Extract all of the data and reproduce it precisely.

• MATERIAL SUPPLIED:
◆ ◆ ◆

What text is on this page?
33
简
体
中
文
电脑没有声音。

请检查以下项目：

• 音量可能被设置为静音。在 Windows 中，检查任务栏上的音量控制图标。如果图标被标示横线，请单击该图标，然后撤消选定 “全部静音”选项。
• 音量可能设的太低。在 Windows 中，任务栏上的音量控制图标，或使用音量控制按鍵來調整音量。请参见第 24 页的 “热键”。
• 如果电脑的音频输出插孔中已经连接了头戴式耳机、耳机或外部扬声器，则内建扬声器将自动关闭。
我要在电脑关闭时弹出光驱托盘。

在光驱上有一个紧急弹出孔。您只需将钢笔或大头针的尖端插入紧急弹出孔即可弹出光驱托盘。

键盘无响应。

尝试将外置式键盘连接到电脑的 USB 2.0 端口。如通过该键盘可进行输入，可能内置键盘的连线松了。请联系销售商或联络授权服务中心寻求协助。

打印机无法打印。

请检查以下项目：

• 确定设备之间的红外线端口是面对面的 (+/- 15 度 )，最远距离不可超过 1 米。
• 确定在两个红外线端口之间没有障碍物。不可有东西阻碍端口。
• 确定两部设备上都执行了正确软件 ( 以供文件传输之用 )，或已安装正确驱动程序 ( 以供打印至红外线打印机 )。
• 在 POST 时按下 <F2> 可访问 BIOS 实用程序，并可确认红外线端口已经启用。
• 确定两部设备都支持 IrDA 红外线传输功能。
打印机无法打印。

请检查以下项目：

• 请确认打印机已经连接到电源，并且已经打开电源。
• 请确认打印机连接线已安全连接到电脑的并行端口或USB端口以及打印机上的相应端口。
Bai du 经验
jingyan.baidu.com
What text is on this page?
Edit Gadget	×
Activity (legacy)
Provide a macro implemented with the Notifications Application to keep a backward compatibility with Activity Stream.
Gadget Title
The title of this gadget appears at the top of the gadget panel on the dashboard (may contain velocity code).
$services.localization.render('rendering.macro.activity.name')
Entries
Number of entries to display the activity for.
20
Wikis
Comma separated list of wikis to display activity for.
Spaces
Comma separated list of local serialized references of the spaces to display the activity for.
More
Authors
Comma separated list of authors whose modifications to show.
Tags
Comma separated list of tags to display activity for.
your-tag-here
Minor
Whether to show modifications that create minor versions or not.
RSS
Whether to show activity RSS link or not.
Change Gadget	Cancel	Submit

◆ ◆ ◆

• ANSWER:
What text is on this page?
33
简
体
中
文
电脑没有声音。

请检查以下项目：

• 音量可能被设置为静音。在 Windows 中，检查任务栏上的音量控制图标。如果图标被标示横线，请单击该图标，然后撤消选定 “全部静音”选项。
• 音量可能设的太低。在 Windows 中，任务栏上的音量控制图标，或使用音量控制按鍵來調整音量。请参见第 24 页的 “热键”。
• 如果电脑的音频输出插孔中已经连接了头戴式耳机、耳机或外部扬声器，则内建扬声器将自动关闭。
我要在电脑关闭时弹出光驱托盘。

在光驱上有一个紧急弹出孔。您只需将钢笔或大头针的尖端插入紧急弹出孔即可弹出光驱托盘。

键盘无响应。

尝试将外置式键盘连接到电脑的 USB 2.0 端口。如通过该键盘可进行输入，可能内置键盘的连线松了。请联系销售商或联络授权服务中心寻求协助。

打印机无法打印。

请检查以下项目：

• 确定设备之间的红外线端口是面对面的 (+/- 15 度 )，最远距离不可超过 1 米。
• 确定在两个红外线端口之间没有障碍物。不可有东西阻碍端口。
• 确定两部设备上都执行了正确软件 ( 以供文件传输之用 )，或已安装正确驱动程序 ( 以供打印至红外线打印机 )。
• 在 POST 时按下 <F2> 可访问 BIOS 实用程序，并可确认红外线端口已经启用。
• 确定两部设备都支持 IrDA 红外线传输功能。
打印机无法打印。

请检查以下项目：

• 请确认打印机已经连接到电源，并且已经打开电源。
• 请确认打印机连接线已安全连接到电脑的并行端口或USB端口以及打印机上的相应端口。
Bai du 经验
jingyan.baidu.com
What text is on this page?
Edit Gadget	×
Activity (legacy)
Provide a macro implemented with the Notifications Application to keep a backward compatibility with Activity Stream.
Gadget Title
The title of this gadget appears at the top of the gadget panel on the dashboard (may contain velocity code).
$services.localization.render('rendering.macro.activity.name')
Entries
Number of entries to display the activity for.
20
Wikis
Comma separated list of wikis to display activity for.
Spaces
Comma separated list of local serialized references of the spaces to display the activity for.
More
Authors
Comma separated list of authors whose modifications to show.
Tags
Comma separated list of tags to display activity for.
your-tag-here
Minor
Whether to show modifications that create minor versions or not.
RSS
Whether to show activity RSS link or not.
Change Gadget	Cancel	Submit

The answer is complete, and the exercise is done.